#### Directions for this task:
All of the lines below are to be transcribed faithfully, with pictures excluded from the copy.

* START Exercise data *

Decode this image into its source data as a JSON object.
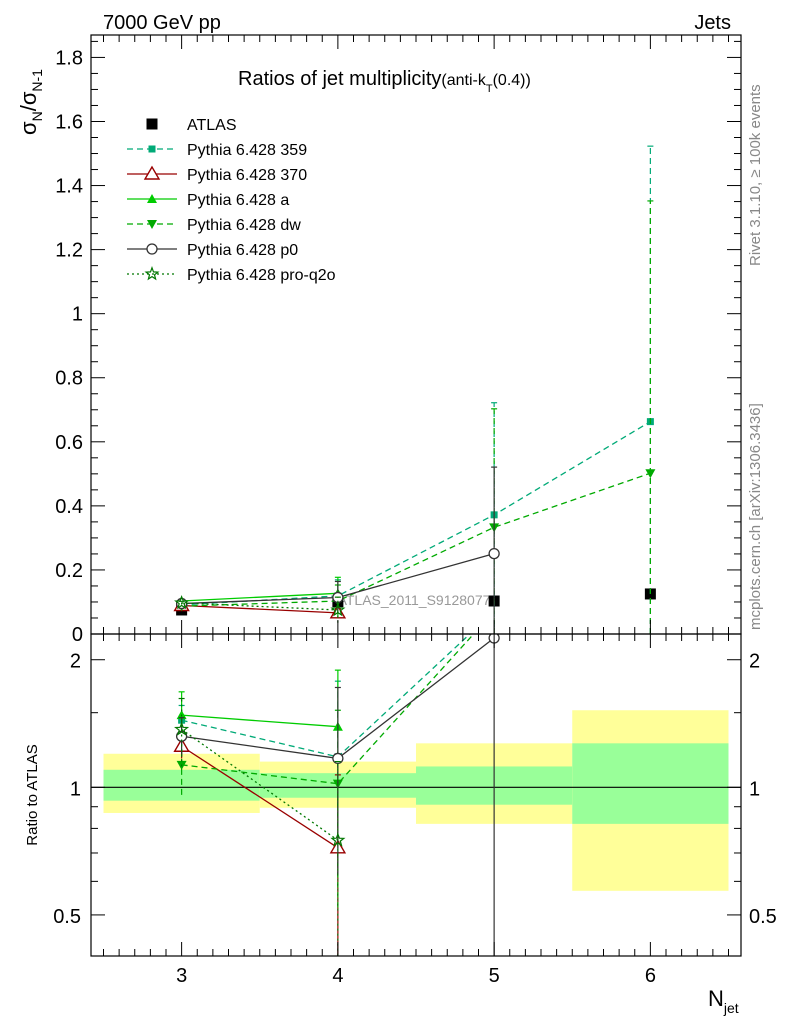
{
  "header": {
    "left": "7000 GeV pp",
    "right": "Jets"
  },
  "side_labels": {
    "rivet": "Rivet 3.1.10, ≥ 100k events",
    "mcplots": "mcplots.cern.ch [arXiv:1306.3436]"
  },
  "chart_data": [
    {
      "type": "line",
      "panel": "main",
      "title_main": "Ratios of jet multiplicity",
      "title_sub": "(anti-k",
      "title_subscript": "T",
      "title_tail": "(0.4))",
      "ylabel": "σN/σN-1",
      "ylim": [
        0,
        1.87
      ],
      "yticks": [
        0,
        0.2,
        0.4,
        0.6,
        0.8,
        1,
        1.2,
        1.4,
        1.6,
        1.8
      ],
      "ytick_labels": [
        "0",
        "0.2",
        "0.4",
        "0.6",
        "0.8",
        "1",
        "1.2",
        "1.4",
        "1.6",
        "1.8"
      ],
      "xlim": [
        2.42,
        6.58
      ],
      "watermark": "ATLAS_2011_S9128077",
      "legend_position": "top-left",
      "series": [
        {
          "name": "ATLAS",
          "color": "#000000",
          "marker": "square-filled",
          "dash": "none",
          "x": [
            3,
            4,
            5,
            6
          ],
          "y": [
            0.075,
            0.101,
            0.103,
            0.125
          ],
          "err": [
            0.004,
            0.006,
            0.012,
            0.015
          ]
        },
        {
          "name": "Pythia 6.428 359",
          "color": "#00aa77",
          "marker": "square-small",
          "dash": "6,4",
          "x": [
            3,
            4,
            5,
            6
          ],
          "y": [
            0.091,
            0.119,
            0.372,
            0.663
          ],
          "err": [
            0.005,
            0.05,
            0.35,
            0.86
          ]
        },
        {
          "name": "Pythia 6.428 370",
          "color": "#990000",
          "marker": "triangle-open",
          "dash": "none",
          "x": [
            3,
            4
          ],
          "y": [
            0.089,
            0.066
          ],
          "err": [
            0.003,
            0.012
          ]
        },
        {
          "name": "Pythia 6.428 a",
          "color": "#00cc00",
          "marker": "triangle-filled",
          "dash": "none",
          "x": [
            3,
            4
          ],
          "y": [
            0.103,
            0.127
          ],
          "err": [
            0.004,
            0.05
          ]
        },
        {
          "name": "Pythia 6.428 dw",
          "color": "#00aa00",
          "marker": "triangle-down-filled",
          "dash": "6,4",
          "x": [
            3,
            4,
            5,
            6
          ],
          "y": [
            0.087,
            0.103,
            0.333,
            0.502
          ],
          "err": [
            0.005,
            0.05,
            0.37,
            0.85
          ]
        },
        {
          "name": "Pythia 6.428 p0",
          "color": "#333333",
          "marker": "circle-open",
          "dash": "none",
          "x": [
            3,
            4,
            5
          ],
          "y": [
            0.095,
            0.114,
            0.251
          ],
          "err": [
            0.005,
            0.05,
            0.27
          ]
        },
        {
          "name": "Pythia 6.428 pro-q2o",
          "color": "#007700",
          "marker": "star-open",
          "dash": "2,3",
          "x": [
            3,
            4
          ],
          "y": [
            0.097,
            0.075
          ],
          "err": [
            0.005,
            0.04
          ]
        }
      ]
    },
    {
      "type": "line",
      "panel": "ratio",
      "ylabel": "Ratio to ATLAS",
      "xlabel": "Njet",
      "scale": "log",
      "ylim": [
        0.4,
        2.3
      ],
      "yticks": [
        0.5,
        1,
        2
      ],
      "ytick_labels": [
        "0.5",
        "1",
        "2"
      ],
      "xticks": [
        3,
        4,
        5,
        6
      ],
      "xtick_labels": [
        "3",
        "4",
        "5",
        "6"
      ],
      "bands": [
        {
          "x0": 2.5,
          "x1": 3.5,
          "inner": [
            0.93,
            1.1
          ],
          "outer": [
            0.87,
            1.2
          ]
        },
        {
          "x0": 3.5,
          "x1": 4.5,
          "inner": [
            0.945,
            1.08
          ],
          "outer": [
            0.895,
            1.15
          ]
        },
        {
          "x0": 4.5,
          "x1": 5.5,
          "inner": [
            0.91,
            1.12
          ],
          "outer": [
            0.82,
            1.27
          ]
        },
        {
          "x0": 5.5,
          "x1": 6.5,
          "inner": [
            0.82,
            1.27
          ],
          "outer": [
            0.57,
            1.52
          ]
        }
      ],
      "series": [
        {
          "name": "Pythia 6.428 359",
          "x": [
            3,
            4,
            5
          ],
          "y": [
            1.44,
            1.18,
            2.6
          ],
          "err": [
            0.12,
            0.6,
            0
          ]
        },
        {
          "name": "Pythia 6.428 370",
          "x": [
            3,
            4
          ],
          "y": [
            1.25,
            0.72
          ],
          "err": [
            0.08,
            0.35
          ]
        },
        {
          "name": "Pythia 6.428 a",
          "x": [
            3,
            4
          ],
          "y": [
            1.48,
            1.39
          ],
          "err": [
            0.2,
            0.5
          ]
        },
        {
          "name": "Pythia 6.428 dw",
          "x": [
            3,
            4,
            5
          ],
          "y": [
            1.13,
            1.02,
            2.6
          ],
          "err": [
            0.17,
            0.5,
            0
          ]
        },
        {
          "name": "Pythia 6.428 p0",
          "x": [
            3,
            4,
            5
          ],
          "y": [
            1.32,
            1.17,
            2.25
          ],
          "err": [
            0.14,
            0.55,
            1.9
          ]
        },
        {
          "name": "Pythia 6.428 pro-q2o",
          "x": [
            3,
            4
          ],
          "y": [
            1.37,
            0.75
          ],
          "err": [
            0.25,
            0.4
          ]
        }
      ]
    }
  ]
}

* END Exercise data *

#### Complete output:
Decode this image into its source data as a JSON object.
{
  "header": {
    "left": "7000 GeV pp",
    "right": "Jets"
  },
  "side_labels": {
    "rivet": "Rivet 3.1.10, ≥ 100k events",
    "mcplots": "mcplots.cern.ch [arXiv:1306.3436]"
  },
  "chart_data": [
    {
      "type": "line",
      "panel": "main",
      "title_main": "Ratios of jet multiplicity",
      "title_sub": "(anti-k",
      "title_subscript": "T",
      "title_tail": "(0.4))",
      "ylabel": "σN/σN-1",
      "ylim": [
        0,
        1.87
      ],
      "yticks": [
        0,
        0.2,
        0.4,
        0.6,
        0.8,
        1,
        1.2,
        1.4,
        1.6,
        1.8
      ],
      "ytick_labels": [
        "0",
        "0.2",
        "0.4",
        "0.6",
        "0.8",
        "1",
        "1.2",
        "1.4",
        "1.6",
        "1.8"
      ],
      "xlim": [
        2.42,
        6.58
      ],
      "watermark": "ATLAS_2011_S9128077",
      "legend_position": "top-left",
      "series": [
        {
          "name": "ATLAS",
          "color": "#000000",
          "marker": "square-filled",
          "dash": "none",
          "x": [
            3,
            4,
            5,
            6
          ],
          "y": [
            0.075,
            0.101,
            0.103,
            0.125
          ],
          "err": [
            0.004,
            0.006,
            0.012,
            0.015
          ]
        },
        {
          "name": "Pythia 6.428 359",
          "color": "#00aa77",
          "marker": "square-small",
          "dash": "6,4",
          "x": [
            3,
            4,
            5,
            6
          ],
          "y": [
            0.091,
            0.119,
            0.372,
            0.663
          ],
          "err": [
            0.005,
            0.05,
            0.35,
            0.86
          ]
        },
        {
          "name": "Pythia 6.428 370",
          "color": "#990000",
          "marker": "triangle-open",
          "dash": "none",
          "x": [
            3,
            4
          ],
          "y": [
            0.089,
            0.066
          ],
          "err": [
            0.003,
            0.012
          ]
        },
        {
          "name": "Pythia 6.428 a",
          "color": "#00cc00",
          "marker": "triangle-filled",
          "dash": "none",
          "x": [
            3,
            4
          ],
          "y": [
            0.103,
            0.127
          ],
          "err": [
            0.004,
            0.05
          ]
        },
        {
          "name": "Pythia 6.428 dw",
          "color": "#00aa00",
          "marker": "triangle-down-filled",
          "dash": "6,4",
          "x": [
            3,
            4,
            5,
            6
          ],
          "y": [
            0.087,
            0.103,
            0.333,
            0.502
          ],
          "err": [
            0.005,
            0.05,
            0.37,
            0.85
          ]
        },
        {
          "name": "Pythia 6.428 p0",
          "color": "#333333",
          "marker": "circle-open",
          "dash": "none",
          "x": [
            3,
            4,
            5
          ],
          "y": [
            0.095,
            0.114,
            0.251
          ],
          "err": [
            0.005,
            0.05,
            0.27
          ]
        },
        {
          "name": "Pythia 6.428 pro-q2o",
          "color": "#007700",
          "marker": "star-open",
          "dash": "2,3",
          "x": [
            3,
            4
          ],
          "y": [
            0.097,
            0.075
          ],
          "err": [
            0.005,
            0.04
          ]
        }
      ]
    },
    {
      "type": "line",
      "panel": "ratio",
      "ylabel": "Ratio to ATLAS",
      "xlabel": "Njet",
      "scale": "log",
      "ylim": [
        0.4,
        2.3
      ],
      "yticks": [
        0.5,
        1,
        2
      ],
      "ytick_labels": [
        "0.5",
        "1",
        "2"
      ],
      "xticks": [
        3,
        4,
        5,
        6
      ],
      "xtick_labels": [
        "3",
        "4",
        "5",
        "6"
      ],
      "bands": [
        {
          "x0": 2.5,
          "x1": 3.5,
          "inner": [
            0.93,
            1.1
          ],
          "outer": [
            0.87,
            1.2
          ]
        },
        {
          "x0": 3.5,
          "x1": 4.5,
          "inner": [
            0.945,
            1.08
          ],
          "outer": [
            0.895,
            1.15
          ]
        },
        {
          "x0": 4.5,
          "x1": 5.5,
          "inner": [
            0.91,
            1.12
          ],
          "outer": [
            0.82,
            1.27
          ]
        },
        {
          "x0": 5.5,
          "x1": 6.5,
          "inner": [
            0.82,
            1.27
          ],
          "outer": [
            0.57,
            1.52
          ]
        }
      ],
      "series": [
        {
          "name": "Pythia 6.428 359",
          "x": [
            3,
            4,
            5
          ],
          "y": [
            1.44,
            1.18,
            2.6
          ],
          "err": [
            0.12,
            0.6,
            0
          ]
        },
        {
          "name": "Pythia 6.428 370",
          "x": [
            3,
            4
          ],
          "y": [
            1.25,
            0.72
          ],
          "err": [
            0.08,
            0.35
          ]
        },
        {
          "name": "Pythia 6.428 a",
          "x": [
            3,
            4
          ],
          "y": [
            1.48,
            1.39
          ],
          "err": [
            0.2,
            0.5
          ]
        },
        {
          "name": "Pythia 6.428 dw",
          "x": [
            3,
            4,
            5
          ],
          "y": [
            1.13,
            1.02,
            2.6
          ],
          "err": [
            0.17,
            0.5,
            0
          ]
        },
        {
          "name": "Pythia 6.428 p0",
          "x": [
            3,
            4,
            5
          ],
          "y": [
            1.32,
            1.17,
            2.25
          ],
          "err": [
            0.14,
            0.55,
            1.9
          ]
        },
        {
          "name": "Pythia 6.428 pro-q2o",
          "x": [
            3,
            4
          ],
          "y": [
            1.37,
            0.75
          ],
          "err": [
            0.25,
            0.4
          ]
        }
      ]
    }
  ]
}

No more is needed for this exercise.